Data extract:
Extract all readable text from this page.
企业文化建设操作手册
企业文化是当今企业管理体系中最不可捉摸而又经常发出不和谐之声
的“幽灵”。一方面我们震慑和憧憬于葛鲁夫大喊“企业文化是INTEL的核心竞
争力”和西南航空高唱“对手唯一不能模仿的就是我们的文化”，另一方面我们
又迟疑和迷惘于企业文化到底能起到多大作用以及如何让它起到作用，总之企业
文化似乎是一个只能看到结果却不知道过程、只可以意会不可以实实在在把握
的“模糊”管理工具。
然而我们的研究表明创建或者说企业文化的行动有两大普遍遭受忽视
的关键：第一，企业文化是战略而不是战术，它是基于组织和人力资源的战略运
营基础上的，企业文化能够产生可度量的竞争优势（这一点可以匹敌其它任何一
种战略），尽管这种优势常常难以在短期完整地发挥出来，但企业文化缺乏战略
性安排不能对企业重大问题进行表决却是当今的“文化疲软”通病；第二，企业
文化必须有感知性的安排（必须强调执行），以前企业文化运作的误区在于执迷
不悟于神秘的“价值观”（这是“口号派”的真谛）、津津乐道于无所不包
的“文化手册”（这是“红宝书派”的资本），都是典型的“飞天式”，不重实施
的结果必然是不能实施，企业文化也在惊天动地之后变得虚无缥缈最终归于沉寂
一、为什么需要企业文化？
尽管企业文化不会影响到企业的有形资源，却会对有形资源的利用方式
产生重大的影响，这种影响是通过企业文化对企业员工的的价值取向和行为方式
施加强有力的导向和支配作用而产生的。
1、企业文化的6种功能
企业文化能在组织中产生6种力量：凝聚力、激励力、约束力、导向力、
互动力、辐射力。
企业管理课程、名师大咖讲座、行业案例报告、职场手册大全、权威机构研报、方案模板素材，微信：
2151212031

Exercise prompt: Reproduce the data in its entirety, matching each character.

Result of this task:
Extract all readable text from this page.
企业文化建设操作手册
企业文化是当今企业管理体系中最不可捉摸而又经常发出不和谐之声
的“幽灵”。一方面我们震慑和憧憬于葛鲁夫大喊“企业文化是INTEL的核心竞
争力”和西南航空高唱“对手唯一不能模仿的就是我们的文化”，另一方面我们
又迟疑和迷惘于企业文化到底能起到多大作用以及如何让它起到作用，总之企业
文化似乎是一个只能看到结果却不知道过程、只可以意会不可以实实在在把握
的“模糊”管理工具。
然而我们的研究表明创建或者说企业文化的行动有两大普遍遭受忽视
的关键：第一，企业文化是战略而不是战术，它是基于组织和人力资源的战略运
营基础上的，企业文化能够产生可度量的竞争优势（这一点可以匹敌其它任何一
种战略），尽管这种优势常常难以在短期完整地发挥出来，但企业文化缺乏战略
性安排不能对企业重大问题进行表决却是当今的“文化疲软”通病；第二，企业
文化必须有感知性的安排（必须强调执行），以前企业文化运作的误区在于执迷
不悟于神秘的“价值观”（这是“口号派”的真谛）、津津乐道于无所不包
的“文化手册”（这是“红宝书派”的资本），都是典型的“飞天式”，不重实施
的结果必然是不能实施，企业文化也在惊天动地之后变得虚无缥缈最终归于沉寂
一、为什么需要企业文化？
尽管企业文化不会影响到企业的有形资源，却会对有形资源的利用方式
产生重大的影响，这种影响是通过企业文化对企业员工的的价值取向和行为方式
施加强有力的导向和支配作用而产生的。
1、企业文化的6种功能
企业文化能在组织中产生6种力量：凝聚力、激励力、约束力、导向力、
互动力、辐射力。
企业管理课程、名师大咖讲座、行业案例报告、职场手册大全、权威机构研报、方案模板素材，微信：
2151212031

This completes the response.